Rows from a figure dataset
** begin **
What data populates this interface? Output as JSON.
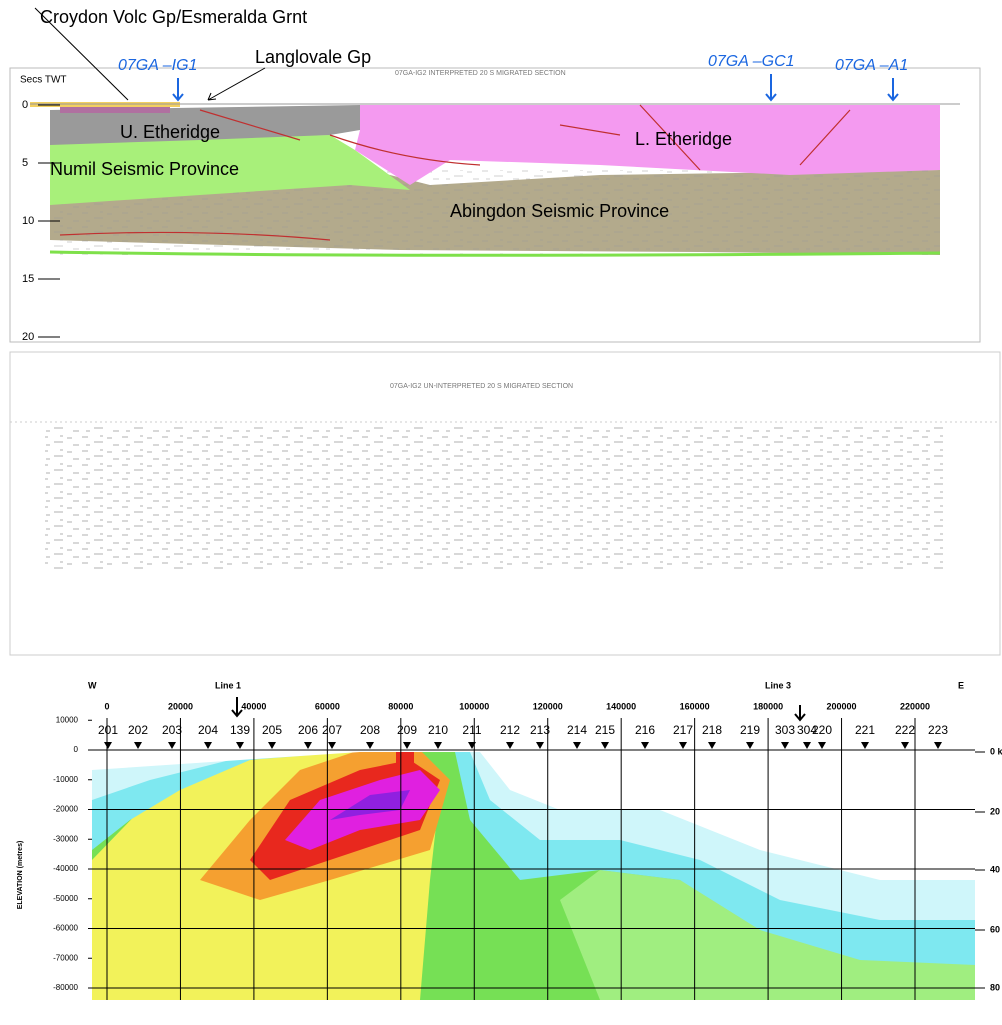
{
  "annotations": {
    "croydon": "Croydon Volc Gp/Esmeralda Grnt",
    "langlovale": "Langlovale Gp"
  },
  "section1": {
    "title": "07GA-IG2 INTERPRETED 20 S MIGRATED SECTION",
    "axis_label": "Secs TWT",
    "yticks": [
      0,
      5,
      10,
      15,
      20
    ],
    "wells": [
      "07GA –IG1",
      "07GA –GC1",
      "07GA –A1"
    ],
    "units": [
      "U. Etheridge",
      "L. Etheridge",
      "Numil Seismic Province",
      "Abingdon Seismic Province"
    ]
  },
  "section2": {
    "title": "07GA-IG2 UN-INTERPRETED 20 S MIGRATED SECTION"
  },
  "section3": {
    "west": "W",
    "east": "E",
    "lines": [
      "Line 1",
      "Line 3"
    ],
    "xticks": [
      0,
      20000,
      40000,
      60000,
      80000,
      100000,
      120000,
      140000,
      160000,
      180000,
      200000,
      220000
    ],
    "yticks": [
      10000,
      0,
      -10000,
      -20000,
      -30000,
      -40000,
      -50000,
      -60000,
      -70000,
      -80000
    ],
    "y_label": "ELEVATION (metres)",
    "stations": [
      "201",
      "202",
      "203",
      "204",
      "139",
      "205",
      "206",
      "207",
      "208",
      "209",
      "210",
      "211",
      "212",
      "213",
      "214",
      "215",
      "216",
      "217",
      "218",
      "219",
      "303",
      "304",
      "220",
      "221",
      "222",
      "223"
    ],
    "right_labels": [
      "0 k",
      "20",
      "40",
      "60",
      "80"
    ]
  }
}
** end **
[TASK REQUIREMENTS]
Each record above is to be restated exactly, with its pictures removed from the copy.

[CORRECT RESULT]
What data populates this interface? Output as JSON.
{
  "annotations": {
    "croydon": "Croydon Volc Gp/Esmeralda Grnt",
    "langlovale": "Langlovale Gp"
  },
  "section1": {
    "title": "07GA-IG2 INTERPRETED 20 S MIGRATED SECTION",
    "axis_label": "Secs TWT",
    "yticks": [
      0,
      5,
      10,
      15,
      20
    ],
    "wells": [
      "07GA –IG1",
      "07GA –GC1",
      "07GA –A1"
    ],
    "units": [
      "U. Etheridge",
      "L. Etheridge",
      "Numil Seismic Province",
      "Abingdon Seismic Province"
    ]
  },
  "section2": {
    "title": "07GA-IG2 UN-INTERPRETED 20 S MIGRATED SECTION"
  },
  "section3": {
    "west": "W",
    "east": "E",
    "lines": [
      "Line 1",
      "Line 3"
    ],
    "xticks": [
      0,
      20000,
      40000,
      60000,
      80000,
      100000,
      120000,
      140000,
      160000,
      180000,
      200000,
      220000
    ],
    "yticks": [
      10000,
      0,
      -10000,
      -20000,
      -30000,
      -40000,
      -50000,
      -60000,
      -70000,
      -80000
    ],
    "y_label": "ELEVATION (metres)",
    "stations": [
      "201",
      "202",
      "203",
      "204",
      "139",
      "205",
      "206",
      "207",
      "208",
      "209",
      "210",
      "211",
      "212",
      "213",
      "214",
      "215",
      "216",
      "217",
      "218",
      "219",
      "303",
      "304",
      "220",
      "221",
      "222",
      "223"
    ],
    "right_labels": [
      "0 k",
      "20",
      "40",
      "60",
      "80"
    ]
  }
}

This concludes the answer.